— Begin EXTRACTED INFORMATION —

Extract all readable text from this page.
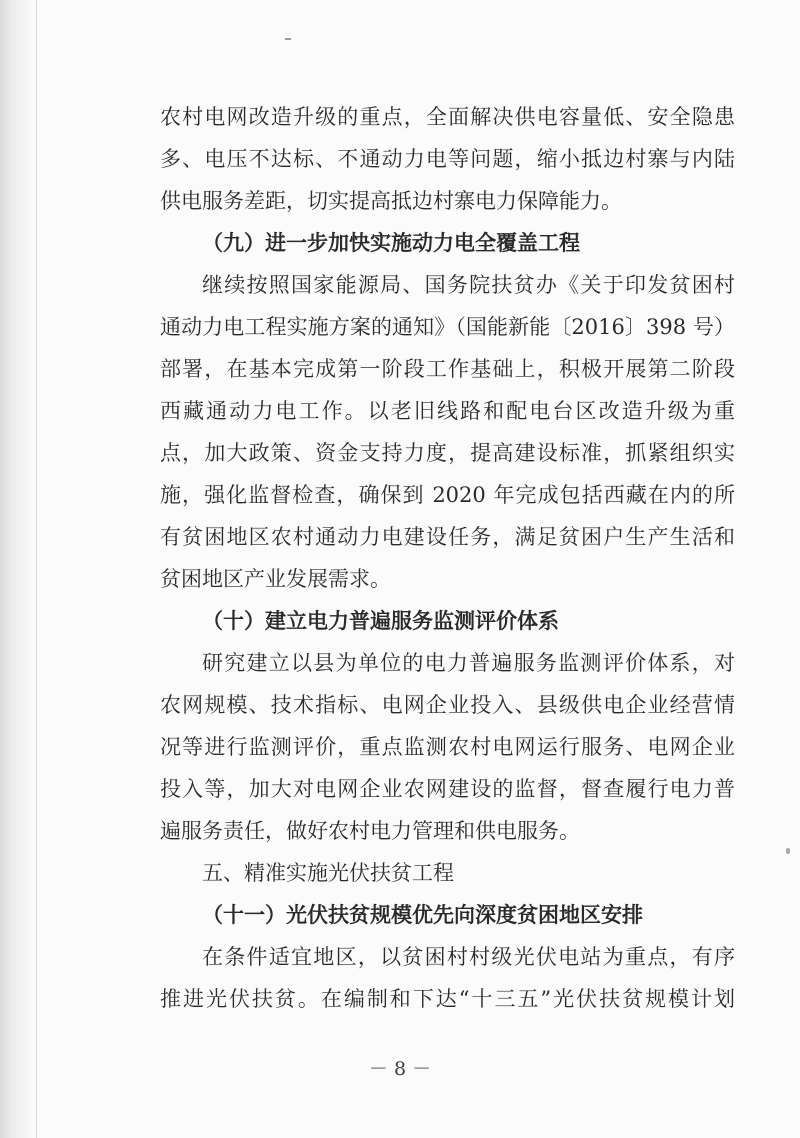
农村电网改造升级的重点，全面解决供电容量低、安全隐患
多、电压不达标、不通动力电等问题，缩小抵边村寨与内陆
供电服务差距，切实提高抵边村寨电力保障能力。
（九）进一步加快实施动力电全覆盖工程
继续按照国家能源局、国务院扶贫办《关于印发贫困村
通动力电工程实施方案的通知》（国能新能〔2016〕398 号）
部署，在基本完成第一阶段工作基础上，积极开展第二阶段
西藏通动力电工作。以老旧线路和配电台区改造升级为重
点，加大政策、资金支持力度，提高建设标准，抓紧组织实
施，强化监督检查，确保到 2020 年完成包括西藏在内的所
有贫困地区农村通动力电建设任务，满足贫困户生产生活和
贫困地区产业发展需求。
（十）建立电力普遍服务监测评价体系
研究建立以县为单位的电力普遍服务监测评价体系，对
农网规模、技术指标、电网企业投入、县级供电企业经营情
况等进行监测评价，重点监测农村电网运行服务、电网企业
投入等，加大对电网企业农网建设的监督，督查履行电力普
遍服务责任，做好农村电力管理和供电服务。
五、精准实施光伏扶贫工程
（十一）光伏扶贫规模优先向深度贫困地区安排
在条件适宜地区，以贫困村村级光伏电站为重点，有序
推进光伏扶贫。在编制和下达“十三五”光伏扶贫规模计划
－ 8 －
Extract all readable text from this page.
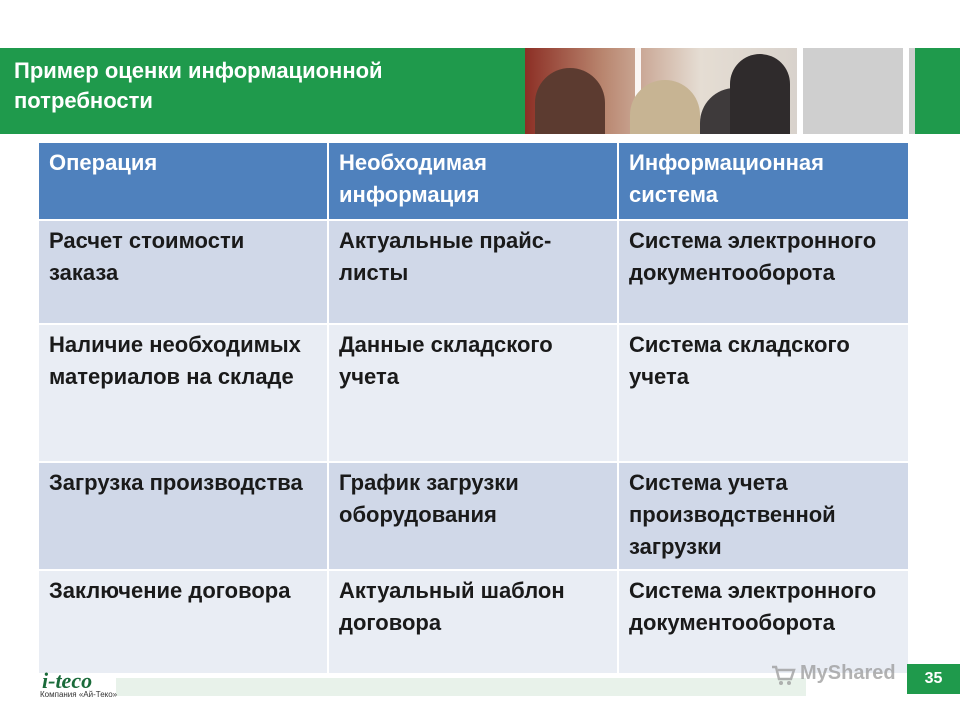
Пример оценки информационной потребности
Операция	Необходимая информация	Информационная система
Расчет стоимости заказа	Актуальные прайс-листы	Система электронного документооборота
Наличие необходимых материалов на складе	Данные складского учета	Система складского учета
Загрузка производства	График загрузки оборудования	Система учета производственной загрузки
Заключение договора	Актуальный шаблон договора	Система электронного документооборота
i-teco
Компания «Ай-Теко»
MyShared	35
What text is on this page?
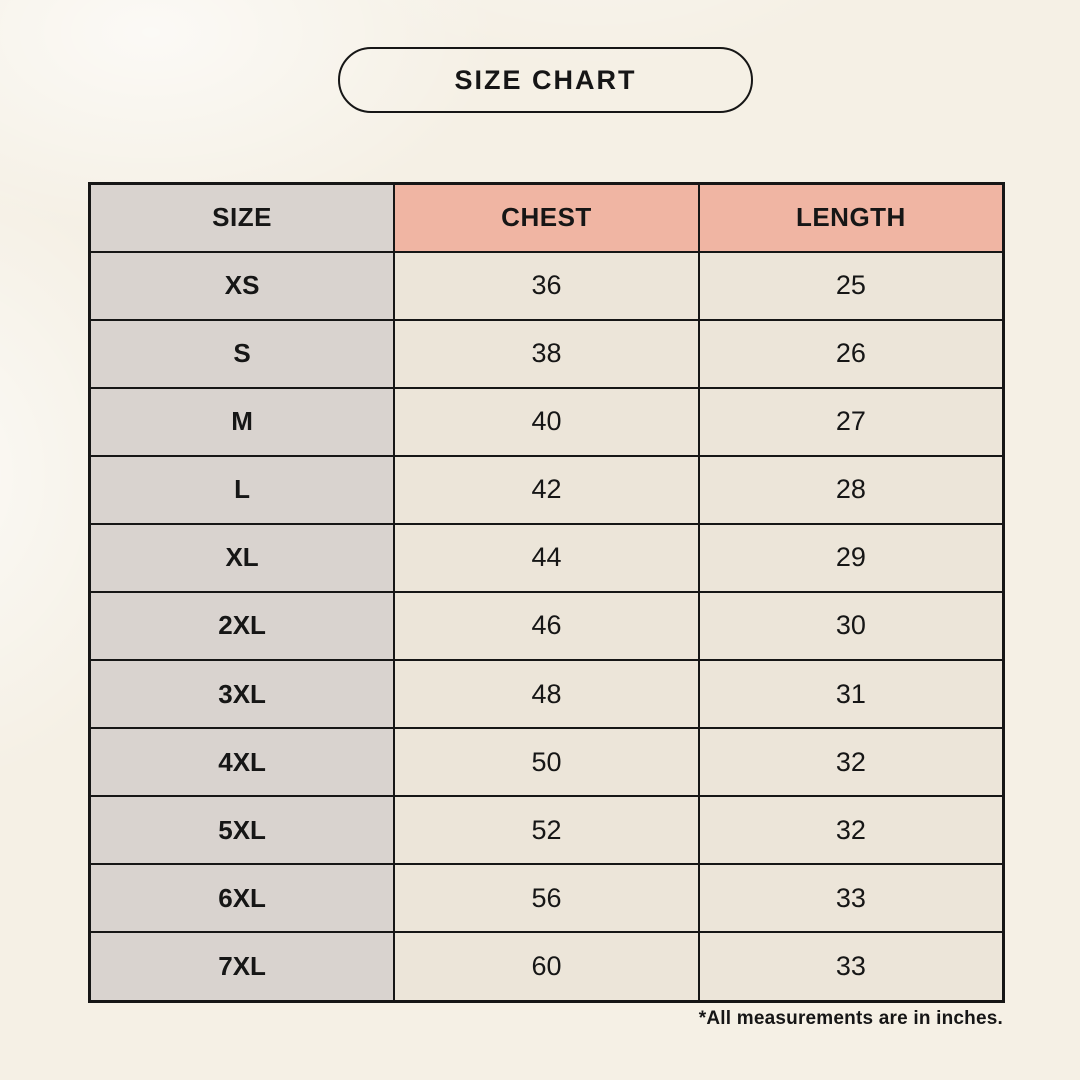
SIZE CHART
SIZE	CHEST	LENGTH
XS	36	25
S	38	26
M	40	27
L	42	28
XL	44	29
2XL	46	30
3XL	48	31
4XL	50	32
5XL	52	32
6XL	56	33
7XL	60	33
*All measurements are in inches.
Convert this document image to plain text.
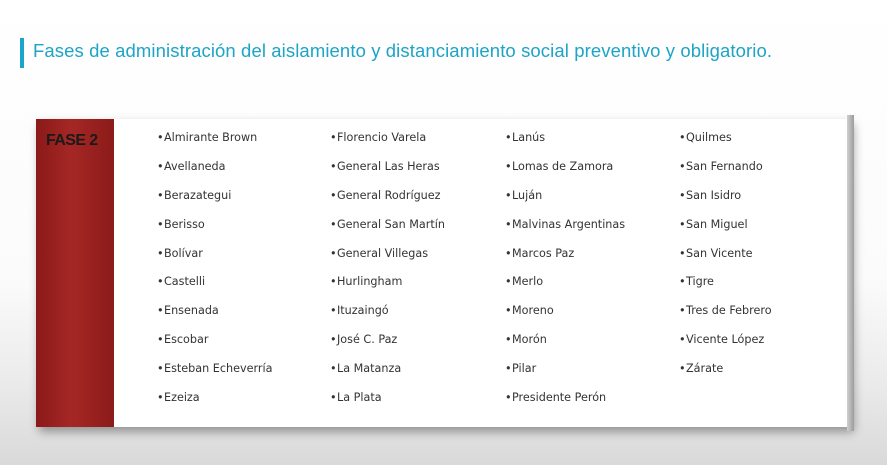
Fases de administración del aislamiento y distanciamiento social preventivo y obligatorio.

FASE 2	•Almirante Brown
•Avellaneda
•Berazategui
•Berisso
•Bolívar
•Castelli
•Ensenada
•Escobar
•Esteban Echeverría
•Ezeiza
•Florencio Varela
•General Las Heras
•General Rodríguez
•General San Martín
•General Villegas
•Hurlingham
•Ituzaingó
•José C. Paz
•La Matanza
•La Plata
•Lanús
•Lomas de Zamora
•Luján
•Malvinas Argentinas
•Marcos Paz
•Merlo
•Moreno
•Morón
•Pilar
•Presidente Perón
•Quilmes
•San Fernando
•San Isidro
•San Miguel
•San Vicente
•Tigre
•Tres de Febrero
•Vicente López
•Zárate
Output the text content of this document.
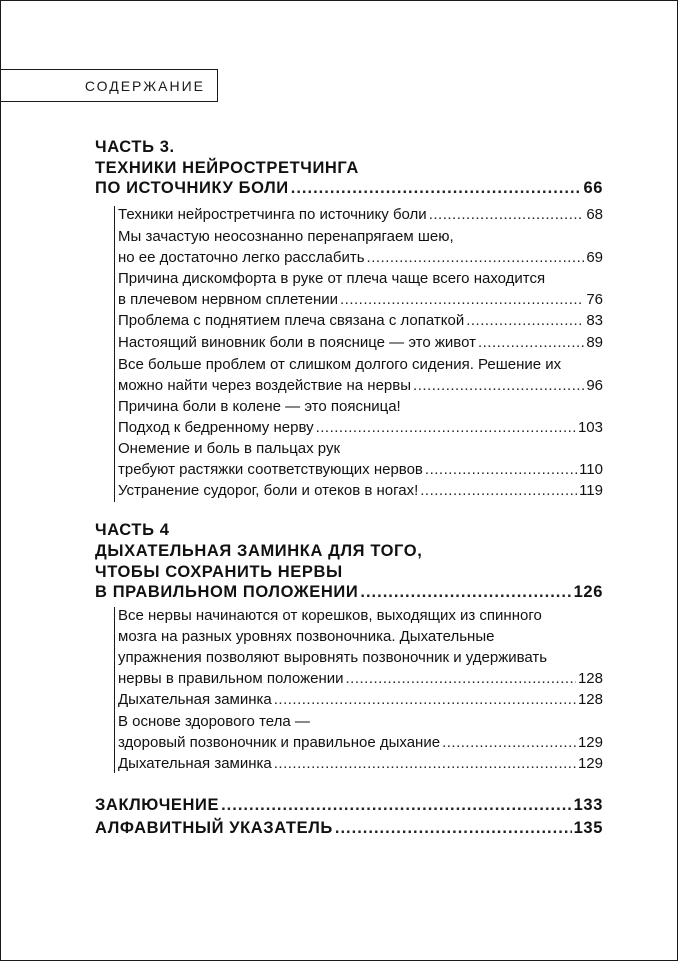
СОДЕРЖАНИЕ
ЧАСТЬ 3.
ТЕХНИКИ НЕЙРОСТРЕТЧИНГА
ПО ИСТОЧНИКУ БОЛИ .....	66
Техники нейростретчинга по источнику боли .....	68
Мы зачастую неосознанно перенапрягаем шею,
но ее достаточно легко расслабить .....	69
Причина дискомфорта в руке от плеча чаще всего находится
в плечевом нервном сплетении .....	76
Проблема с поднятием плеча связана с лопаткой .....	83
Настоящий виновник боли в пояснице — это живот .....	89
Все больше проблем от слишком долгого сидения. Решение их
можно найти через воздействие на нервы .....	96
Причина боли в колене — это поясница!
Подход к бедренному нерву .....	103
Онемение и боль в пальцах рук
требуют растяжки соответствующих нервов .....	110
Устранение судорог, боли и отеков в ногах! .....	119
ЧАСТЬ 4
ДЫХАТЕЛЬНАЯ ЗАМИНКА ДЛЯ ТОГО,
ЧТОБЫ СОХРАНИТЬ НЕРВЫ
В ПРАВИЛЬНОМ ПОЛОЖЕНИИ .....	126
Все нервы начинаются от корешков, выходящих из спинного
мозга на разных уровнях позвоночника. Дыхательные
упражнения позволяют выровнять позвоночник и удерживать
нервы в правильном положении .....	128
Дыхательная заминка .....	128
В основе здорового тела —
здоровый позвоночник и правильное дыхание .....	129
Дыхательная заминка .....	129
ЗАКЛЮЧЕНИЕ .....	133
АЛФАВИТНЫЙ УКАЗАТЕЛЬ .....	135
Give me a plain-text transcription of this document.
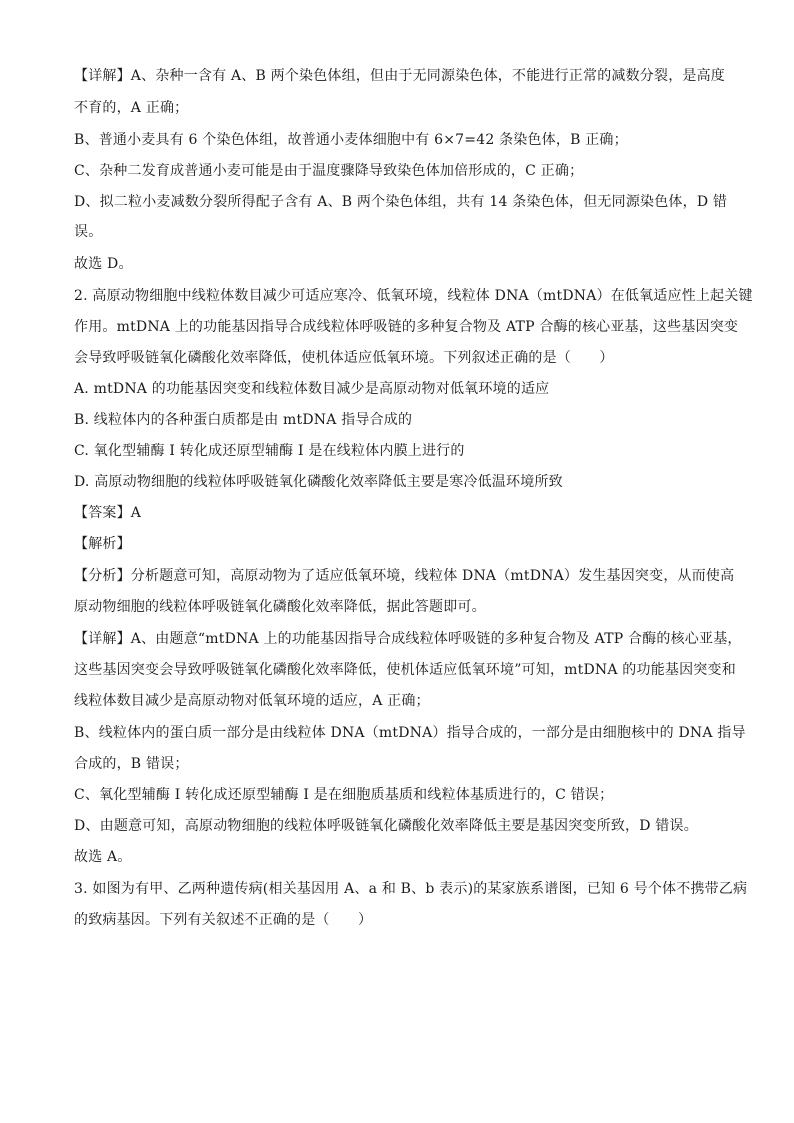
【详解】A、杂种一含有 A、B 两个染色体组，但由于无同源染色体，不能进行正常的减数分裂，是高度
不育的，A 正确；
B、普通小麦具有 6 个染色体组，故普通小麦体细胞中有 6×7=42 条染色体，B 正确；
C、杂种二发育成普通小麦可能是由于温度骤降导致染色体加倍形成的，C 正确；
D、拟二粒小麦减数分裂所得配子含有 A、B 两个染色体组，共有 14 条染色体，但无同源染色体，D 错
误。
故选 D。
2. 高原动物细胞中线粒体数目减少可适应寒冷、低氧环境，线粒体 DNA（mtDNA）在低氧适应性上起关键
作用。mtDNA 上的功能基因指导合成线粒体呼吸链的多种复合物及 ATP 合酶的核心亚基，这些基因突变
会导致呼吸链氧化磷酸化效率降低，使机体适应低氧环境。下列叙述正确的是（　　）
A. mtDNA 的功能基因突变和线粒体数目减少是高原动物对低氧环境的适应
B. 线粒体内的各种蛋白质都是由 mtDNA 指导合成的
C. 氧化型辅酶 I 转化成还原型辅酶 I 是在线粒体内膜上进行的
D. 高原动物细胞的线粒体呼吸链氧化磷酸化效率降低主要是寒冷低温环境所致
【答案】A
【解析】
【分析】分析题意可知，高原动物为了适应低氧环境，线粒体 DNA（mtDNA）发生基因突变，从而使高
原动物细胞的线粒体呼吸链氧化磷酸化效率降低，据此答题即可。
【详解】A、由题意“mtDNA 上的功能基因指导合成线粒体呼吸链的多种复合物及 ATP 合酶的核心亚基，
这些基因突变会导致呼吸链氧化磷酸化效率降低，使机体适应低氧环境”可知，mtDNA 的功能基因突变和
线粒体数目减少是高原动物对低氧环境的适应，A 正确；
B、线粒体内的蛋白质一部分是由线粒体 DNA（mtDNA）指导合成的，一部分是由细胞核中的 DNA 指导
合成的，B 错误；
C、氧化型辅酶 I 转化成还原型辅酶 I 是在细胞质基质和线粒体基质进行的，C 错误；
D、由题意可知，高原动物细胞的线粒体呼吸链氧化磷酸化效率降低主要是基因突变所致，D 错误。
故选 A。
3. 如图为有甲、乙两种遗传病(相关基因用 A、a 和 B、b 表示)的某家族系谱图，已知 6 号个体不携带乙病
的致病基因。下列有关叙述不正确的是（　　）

— End EXTRACTED INFORMATION —

• [EXERCISE DESCRIPTION]: The records above need to be given again exactly. Omit the pictures.

• [WRITTEN SOLUTION]:
Extract all readable text from this page.
农村电网改造升级的重点，全面解决供电容量低、安全隐患
多、电压不达标、不通动力电等问题，缩小抵边村寨与内陆
供电服务差距，切实提高抵边村寨电力保障能力。
（九）进一步加快实施动力电全覆盖工程
继续按照国家能源局、国务院扶贫办《关于印发贫困村
通动力电工程实施方案的通知》（国能新能〔2016〕398 号）
部署，在基本完成第一阶段工作基础上，积极开展第二阶段
西藏通动力电工作。以老旧线路和配电台区改造升级为重
点，加大政策、资金支持力度，提高建设标准，抓紧组织实
施，强化监督检查，确保到 2020 年完成包括西藏在内的所
有贫困地区农村通动力电建设任务，满足贫困户生产生活和
贫困地区产业发展需求。
（十）建立电力普遍服务监测评价体系
研究建立以县为单位的电力普遍服务监测评价体系，对
农网规模、技术指标、电网企业投入、县级供电企业经营情
况等进行监测评价，重点监测农村电网运行服务、电网企业
投入等，加大对电网企业农网建设的监督，督查履行电力普
遍服务责任，做好农村电力管理和供电服务。
五、精准实施光伏扶贫工程
（十一）光伏扶贫规模优先向深度贫困地区安排
在条件适宜地区，以贫困村村级光伏电站为重点，有序
推进光伏扶贫。在编制和下达“十三五”光伏扶贫规模计划
－ 8 －
Extract all readable text from this page.
Пример оценки информационной потребности
Операция	Необходимая информация	Информационная система
Расчет стоимости заказа	Актуальные прайс-листы	Система электронного документооборота
Наличие необходимых материалов на складе	Данные складского учета	Система складского учета
Загрузка производства	График загрузки оборудования	Система учета производственной загрузки
Заключение договора	Актуальный шаблон договора	Система электронного документооборота
i-teco
Компания «Ай-Теко»
MyShared	35
What text is on this page?
SIZE CHART
SIZE	CHEST	LENGTH
XS	36	25
S	38	26
M	40	27
L	42	28
XL	44	29
2XL	46	30
3XL	48	31
4XL	50	32
5XL	52	32
6XL	56	33
7XL	60	33
*All measurements are in inches.
Convert this document image to plain text.
Fases de administración del aislamiento y distanciamiento social preventivo y obligatorio.

FASE 2	•Almirante Brown
•Avellaneda
•Berazategui
•Berisso
•Bolívar
•Castelli
•Ensenada
•Escobar
•Esteban Echeverría
•Ezeiza
•Florencio Varela
•General Las Heras
•General Rodríguez
•General San Martín
•General Villegas
•Hurlingham
•Ituzaingó
•José C. Paz
•La Matanza
•La Plata
•Lanús
•Lomas de Zamora
•Luján
•Malvinas Argentinas
•Marcos Paz
•Merlo
•Moreno
•Morón
•Pilar
•Presidente Perón
•Quilmes
•San Fernando
•San Isidro
•San Miguel
•San Vicente
•Tigre
•Tres de Febrero
•Vicente López
•Zárate
Output the text content of this document.
СОДЕРЖАНИЕ
ЧАСТЬ 3.
ТЕХНИКИ НЕЙРОСТРЕТЧИНГА
ПО ИСТОЧНИКУ БОЛИ .....	66
Техники нейростретчинга по источнику боли .....	68
Мы зачастую неосознанно перенапрягаем шею,
но ее достаточно легко расслабить .....	69
Причина дискомфорта в руке от плеча чаще всего находится
в плечевом нервном сплетении .....	76
Проблема с поднятием плеча связана с лопаткой .....	83
Настоящий виновник боли в пояснице — это живот .....	89
Все больше проблем от слишком долгого сидения. Решение их
можно найти через воздействие на нервы .....	96
Причина боли в колене — это поясница!
Подход к бедренному нерву .....	103
Онемение и боль в пальцах рук
требуют растяжки соответствующих нервов .....	110
Устранение судорог, боли и отеков в ногах! .....	119
ЧАСТЬ 4
ДЫХАТЕЛЬНАЯ ЗАМИНКА ДЛЯ ТОГО,
ЧТОБЫ СОХРАНИТЬ НЕРВЫ
В ПРАВИЛЬНОМ ПОЛОЖЕНИИ .....	126
Все нервы начинаются от корешков, выходящих из спинного
мозга на разных уровнях позвоночника. Дыхательные
упражнения позволяют выровнять позвоночник и удерживать
нервы в правильном положении .....	128
Дыхательная заминка .....	128
В основе здорового тела —
здоровый позвоночник и правильное дыхание .....	129
Дыхательная заминка .....	129
ЗАКЛЮЧЕНИЕ .....	133
АЛФАВИТНЫЙ УКАЗАТЕЛЬ .....	135
Give me a plain-text transcription of this document.
【详解】A、杂种一含有 A、B 两个染色体组，但由于无同源染色体，不能进行正常的减数分裂，是高度
不育的，A 正确；
B、普通小麦具有 6 个染色体组，故普通小麦体细胞中有 6×7=42 条染色体，B 正确；
C、杂种二发育成普通小麦可能是由于温度骤降导致染色体加倍形成的，C 正确；
D、拟二粒小麦减数分裂所得配子含有 A、B 两个染色体组，共有 14 条染色体，但无同源染色体，D 错
误。
故选 D。
2. 高原动物细胞中线粒体数目减少可适应寒冷、低氧环境，线粒体 DNA（mtDNA）在低氧适应性上起关键
作用。mtDNA 上的功能基因指导合成线粒体呼吸链的多种复合物及 ATP 合酶的核心亚基，这些基因突变
会导致呼吸链氧化磷酸化效率降低，使机体适应低氧环境。下列叙述正确的是（　　）
A. mtDNA 的功能基因突变和线粒体数目减少是高原动物对低氧环境的适应
B. 线粒体内的各种蛋白质都是由 mtDNA 指导合成的
C. 氧化型辅酶 I 转化成还原型辅酶 I 是在线粒体内膜上进行的
D. 高原动物细胞的线粒体呼吸链氧化磷酸化效率降低主要是寒冷低温环境所致
【答案】A
【解析】
【分析】分析题意可知，高原动物为了适应低氧环境，线粒体 DNA（mtDNA）发生基因突变，从而使高
原动物细胞的线粒体呼吸链氧化磷酸化效率降低，据此答题即可。
【详解】A、由题意“mtDNA 上的功能基因指导合成线粒体呼吸链的多种复合物及 ATP 合酶的核心亚基，
这些基因突变会导致呼吸链氧化磷酸化效率降低，使机体适应低氧环境”可知，mtDNA 的功能基因突变和
线粒体数目减少是高原动物对低氧环境的适应，A 正确；
B、线粒体内的蛋白质一部分是由线粒体 DNA（mtDNA）指导合成的，一部分是由细胞核中的 DNA 指导
合成的，B 错误；
C、氧化型辅酶 I 转化成还原型辅酶 I 是在细胞质基质和线粒体基质进行的，C 错误；
D、由题意可知，高原动物细胞的线粒体呼吸链氧化磷酸化效率降低主要是基因突变所致，D 错误。
故选 A。
3. 如图为有甲、乙两种遗传病(相关基因用 A、a 和 B、b 表示)的某家族系谱图，已知 6 号个体不携带乙病
的致病基因。下列有关叙述不正确的是（　　）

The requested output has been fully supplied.